*PROBLEM DESCRIPTION*:
Scan the entries below and return each line that contains "ABSTRACTS".

Records contained in a dataset:
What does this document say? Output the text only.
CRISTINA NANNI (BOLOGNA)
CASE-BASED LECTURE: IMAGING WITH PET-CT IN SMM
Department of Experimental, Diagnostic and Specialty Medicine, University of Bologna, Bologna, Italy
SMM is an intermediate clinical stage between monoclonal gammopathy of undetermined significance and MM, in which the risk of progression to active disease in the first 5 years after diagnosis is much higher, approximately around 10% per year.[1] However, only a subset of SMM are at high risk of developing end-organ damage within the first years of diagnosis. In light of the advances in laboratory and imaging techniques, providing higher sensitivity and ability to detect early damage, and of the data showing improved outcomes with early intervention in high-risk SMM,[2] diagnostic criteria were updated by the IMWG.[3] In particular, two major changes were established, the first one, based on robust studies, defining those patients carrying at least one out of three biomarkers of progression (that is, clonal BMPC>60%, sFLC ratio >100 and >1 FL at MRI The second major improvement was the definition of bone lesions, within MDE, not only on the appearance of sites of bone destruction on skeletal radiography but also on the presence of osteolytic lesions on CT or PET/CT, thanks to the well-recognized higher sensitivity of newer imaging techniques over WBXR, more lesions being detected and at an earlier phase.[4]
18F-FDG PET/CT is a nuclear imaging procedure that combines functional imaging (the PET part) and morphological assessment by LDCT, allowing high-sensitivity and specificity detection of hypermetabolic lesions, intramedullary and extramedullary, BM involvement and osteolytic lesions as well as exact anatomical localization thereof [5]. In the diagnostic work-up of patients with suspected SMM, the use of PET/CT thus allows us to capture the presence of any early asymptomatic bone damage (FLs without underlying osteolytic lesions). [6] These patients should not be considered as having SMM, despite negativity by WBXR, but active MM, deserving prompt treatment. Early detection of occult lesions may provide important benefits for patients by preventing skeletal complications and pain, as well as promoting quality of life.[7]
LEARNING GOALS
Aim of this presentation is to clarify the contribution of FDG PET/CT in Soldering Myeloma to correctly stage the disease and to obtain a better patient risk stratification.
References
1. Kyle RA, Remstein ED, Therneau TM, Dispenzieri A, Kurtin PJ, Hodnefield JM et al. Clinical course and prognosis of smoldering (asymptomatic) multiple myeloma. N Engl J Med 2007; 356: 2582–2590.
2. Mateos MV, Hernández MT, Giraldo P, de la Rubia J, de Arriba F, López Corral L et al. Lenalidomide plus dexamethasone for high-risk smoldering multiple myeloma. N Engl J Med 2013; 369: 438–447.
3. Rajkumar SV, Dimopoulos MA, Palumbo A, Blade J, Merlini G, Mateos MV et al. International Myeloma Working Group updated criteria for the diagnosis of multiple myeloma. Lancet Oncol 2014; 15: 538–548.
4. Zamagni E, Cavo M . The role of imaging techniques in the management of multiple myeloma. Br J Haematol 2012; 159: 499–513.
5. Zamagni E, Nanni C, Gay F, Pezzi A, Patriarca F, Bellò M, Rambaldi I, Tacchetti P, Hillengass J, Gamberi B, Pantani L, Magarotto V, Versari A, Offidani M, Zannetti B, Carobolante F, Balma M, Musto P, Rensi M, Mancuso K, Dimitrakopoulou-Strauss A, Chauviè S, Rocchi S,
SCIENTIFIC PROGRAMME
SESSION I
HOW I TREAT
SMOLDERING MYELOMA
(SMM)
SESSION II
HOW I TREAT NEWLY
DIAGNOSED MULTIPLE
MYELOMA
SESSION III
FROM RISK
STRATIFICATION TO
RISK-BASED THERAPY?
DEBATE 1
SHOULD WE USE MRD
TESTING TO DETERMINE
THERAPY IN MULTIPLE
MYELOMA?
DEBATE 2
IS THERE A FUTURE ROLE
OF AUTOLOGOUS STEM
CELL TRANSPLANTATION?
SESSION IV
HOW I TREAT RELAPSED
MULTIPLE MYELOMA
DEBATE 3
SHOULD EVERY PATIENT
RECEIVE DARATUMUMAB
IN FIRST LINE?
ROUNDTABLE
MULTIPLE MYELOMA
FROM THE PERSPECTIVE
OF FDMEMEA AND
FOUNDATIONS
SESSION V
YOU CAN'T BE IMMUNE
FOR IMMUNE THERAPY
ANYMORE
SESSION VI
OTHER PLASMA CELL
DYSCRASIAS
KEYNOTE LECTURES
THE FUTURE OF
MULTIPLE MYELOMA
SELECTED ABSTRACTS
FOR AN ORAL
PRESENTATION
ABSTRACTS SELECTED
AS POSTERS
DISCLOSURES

*SOLVED PROBLEM*:
SELECTED ABSTRACTS
ABSTRACTS SELECTED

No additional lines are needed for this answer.